Among the entries, which lines carry the string "desc"? Copy each of them.
(begin)
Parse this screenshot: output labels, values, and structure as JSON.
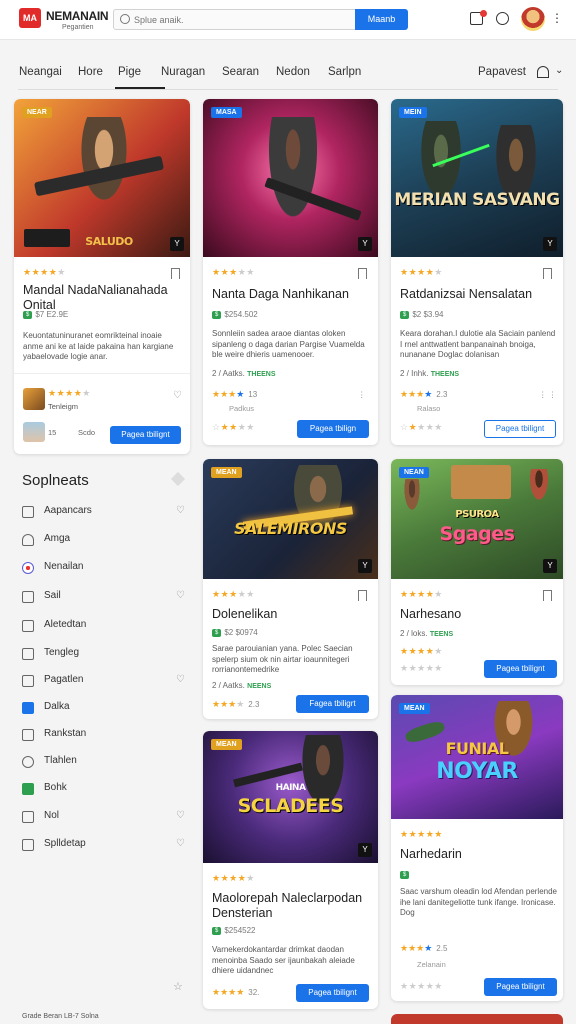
{
  "header": {
    "logo_text": "MA",
    "brand": "NEMANAIN",
    "brand_sub": "Pegantien",
    "search_placeholder": "Splue anaik.",
    "search_button": "Maanb"
  },
  "nav": {
    "items": [
      "Neangai",
      "Hore",
      "Pige",
      "Nuragan",
      "Searan",
      "Nedon",
      "Sarlpn"
    ],
    "active_index": 2,
    "right_item": "Papavest"
  },
  "featured_card": {
    "badge": "NEAR",
    "thumb_text": "SALUDO",
    "title": "Mandal NadaNalianahada Onital",
    "price": "$7 E2.9E",
    "desc": "Keuontatuninuranet eomrikteinal inoaie anme ani ke at laide pakaina han kargiane yabaelovade logie anar.",
    "seller_name": "Tenleigm",
    "foot_num": "15",
    "foot_label": "Scdo",
    "button": "Pagea tbilignt"
  },
  "cards": [
    {
      "badge": "MASA",
      "title": "Nanta Daga Nanhikanan",
      "price": "$254.502",
      "desc": "Sonnleiin sadea araoe diantas oloken sipanleng o daga darian Pargise Vuamelda ble weire dhieris uamenooer.",
      "meta_left": "2 / Aatks.",
      "meta_tag": "THEENS",
      "rating_num": "13",
      "sub": "Padkus",
      "button": "Pagea tbilign",
      "outline": false
    },
    {
      "badge": "MEIN",
      "thumb_text": "MERIAN SASVANG",
      "title": "Ratdanizsai Nensalatan",
      "price": "$2 $3.94",
      "desc": "Keara dorahan.I dulotie ala Saciain panlend I rnel anttwatlent banpanainah bnoiga, nunanane Doglac dolanisan",
      "meta_left": "2 / Inhk.",
      "meta_tag": "THEENS",
      "rating_num": "2.3",
      "sub": "Ralaso",
      "button": "Pagea tbilignt",
      "outline": true
    },
    {
      "badge": "MEAN",
      "thumb_text": "SALEMIRONS",
      "title": "Dolenelikan",
      "price": "$2 $0974",
      "desc": "Sarae parouianian yana. Polec Saecian spelerp sium ok nin airtar ioaunnitegeri rorrianontemedrike",
      "meta_left": "2 / Aatks.",
      "meta_tag": "NEENS",
      "rating_num": "2.3",
      "sub": "",
      "button": "Fagea tbiligrt",
      "outline": false
    },
    {
      "badge": "NEAN",
      "thumb_text": "Sgages",
      "thumb_sub": "PSUROA",
      "title": "Narhesano",
      "price": "",
      "desc": "",
      "meta_left": "2 / loks.",
      "meta_tag": "TEENS",
      "rating_num": "",
      "sub": "",
      "button": "Pagea tbilignt",
      "outline": false
    },
    {
      "badge": "MEAN",
      "thumb_text": "SCLADEES",
      "thumb_sub": "HAINA",
      "title": "Maolorepah Naleclarpodan Densterian",
      "price": "$254522",
      "desc": "Varnekerdokantardar drimkat daodan menoinba Saado ser ijaunbakah aleiade dhiere uidandnec",
      "meta_left": "",
      "meta_tag": "",
      "rating_num": "32.",
      "sub": "",
      "button": "Pagea tbilignt",
      "outline": false
    },
    {
      "badge": "MEAN",
      "thumb_text": "NOYAR",
      "thumb_sub": "FUNIAL",
      "title": "Narhedarin",
      "price": "",
      "desc": "Saac varshum oleadin lod Afendan perlende ihe lani danitegeliotte tunk ifange. Ironicase. Dog",
      "meta_left": "",
      "meta_tag": "",
      "rating_num": "2.5",
      "sub": "Zelanain",
      "button": "Pagea tbilignt",
      "outline": false
    }
  ],
  "sidebar": {
    "title": "Soplneats",
    "items": [
      {
        "label": "Aapancars",
        "heart": true
      },
      {
        "label": "Amga",
        "heart": false
      },
      {
        "label": "Nenailan",
        "heart": false
      },
      {
        "label": "Sail",
        "heart": true
      },
      {
        "label": "Aletedtan",
        "heart": false
      },
      {
        "label": "Tengleg",
        "heart": false
      },
      {
        "label": "Pagatlen",
        "heart": true
      },
      {
        "label": "Dalka",
        "heart": false
      },
      {
        "label": "Rankstan",
        "heart": false
      },
      {
        "label": "Tlahlen",
        "heart": false
      },
      {
        "label": "Bohk",
        "heart": false
      },
      {
        "label": "Nol",
        "heart": true
      },
      {
        "label": "Splldetap",
        "heart": true
      }
    ]
  },
  "footer": {
    "text": "Grade Beran LB-7 Solna"
  },
  "colors": {
    "accent": "#1a73e8",
    "brand": "#e12a2a",
    "star": "#f5a623",
    "tag": "#2e9e4f"
  }
}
(end)
Task output:
    "desc": "Keuontatuninuranet eomrikteinal inoaie anme ani ke at laide pakaina han kargiane yabaelovade logie anar.",
      "desc": "Sonnleiin sadea araoe diantas oloken sipanleng o daga darian Pargise Vuamelda ble weire dhieris uamenooer.",
      "desc": "Keara dorahan.I dulotie ala Saciain panlend I rnel anttwatlent banpanainah bnoiga, nunanane Doglac dolanisan",
      "desc": "Sarae parouianian yana. Polec Saecian spelerp sium ok nin airtar ioaunnitegeri rorrianontemedrike",
      "desc": "",
      "desc": "Varnekerdokantardar drimkat daodan menoinba Saado ser ijaunbakah aleiade dhiere uidandnec",
      "desc": "Saac varshum oleadin lod Afendan perlende ihe lani danitegeliotte tunk ifange. Ironicase. Dog",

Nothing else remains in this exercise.